§ Material to process:
------------------------------
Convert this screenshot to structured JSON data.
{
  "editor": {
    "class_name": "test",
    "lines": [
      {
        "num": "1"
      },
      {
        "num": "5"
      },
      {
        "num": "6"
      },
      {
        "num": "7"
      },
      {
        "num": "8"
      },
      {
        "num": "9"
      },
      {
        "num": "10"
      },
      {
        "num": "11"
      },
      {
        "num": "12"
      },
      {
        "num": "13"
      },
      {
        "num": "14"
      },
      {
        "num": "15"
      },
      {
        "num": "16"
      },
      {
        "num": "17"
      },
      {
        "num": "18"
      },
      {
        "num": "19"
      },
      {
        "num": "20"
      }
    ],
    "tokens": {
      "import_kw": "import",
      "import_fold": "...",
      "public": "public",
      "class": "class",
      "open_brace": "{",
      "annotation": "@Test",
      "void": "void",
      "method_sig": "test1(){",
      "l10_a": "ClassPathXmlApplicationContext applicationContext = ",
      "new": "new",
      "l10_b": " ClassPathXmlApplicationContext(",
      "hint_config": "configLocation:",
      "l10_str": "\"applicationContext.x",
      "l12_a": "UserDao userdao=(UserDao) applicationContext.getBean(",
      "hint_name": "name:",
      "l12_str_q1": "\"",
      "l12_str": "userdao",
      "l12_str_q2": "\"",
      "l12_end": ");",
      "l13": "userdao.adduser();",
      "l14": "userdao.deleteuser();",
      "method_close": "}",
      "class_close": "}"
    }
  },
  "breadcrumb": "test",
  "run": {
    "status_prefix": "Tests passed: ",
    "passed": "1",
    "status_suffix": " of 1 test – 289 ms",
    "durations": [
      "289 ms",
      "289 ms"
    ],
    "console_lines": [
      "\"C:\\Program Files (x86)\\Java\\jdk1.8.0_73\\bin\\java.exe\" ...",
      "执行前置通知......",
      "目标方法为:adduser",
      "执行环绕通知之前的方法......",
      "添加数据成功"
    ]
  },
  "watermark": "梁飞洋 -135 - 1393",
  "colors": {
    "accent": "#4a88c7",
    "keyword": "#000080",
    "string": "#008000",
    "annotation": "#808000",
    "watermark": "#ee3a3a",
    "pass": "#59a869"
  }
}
------------------------------
§ Problem: Among the lines of the listing, how many hold the string "passed"? Respond with only the number.

§ Right answer: 2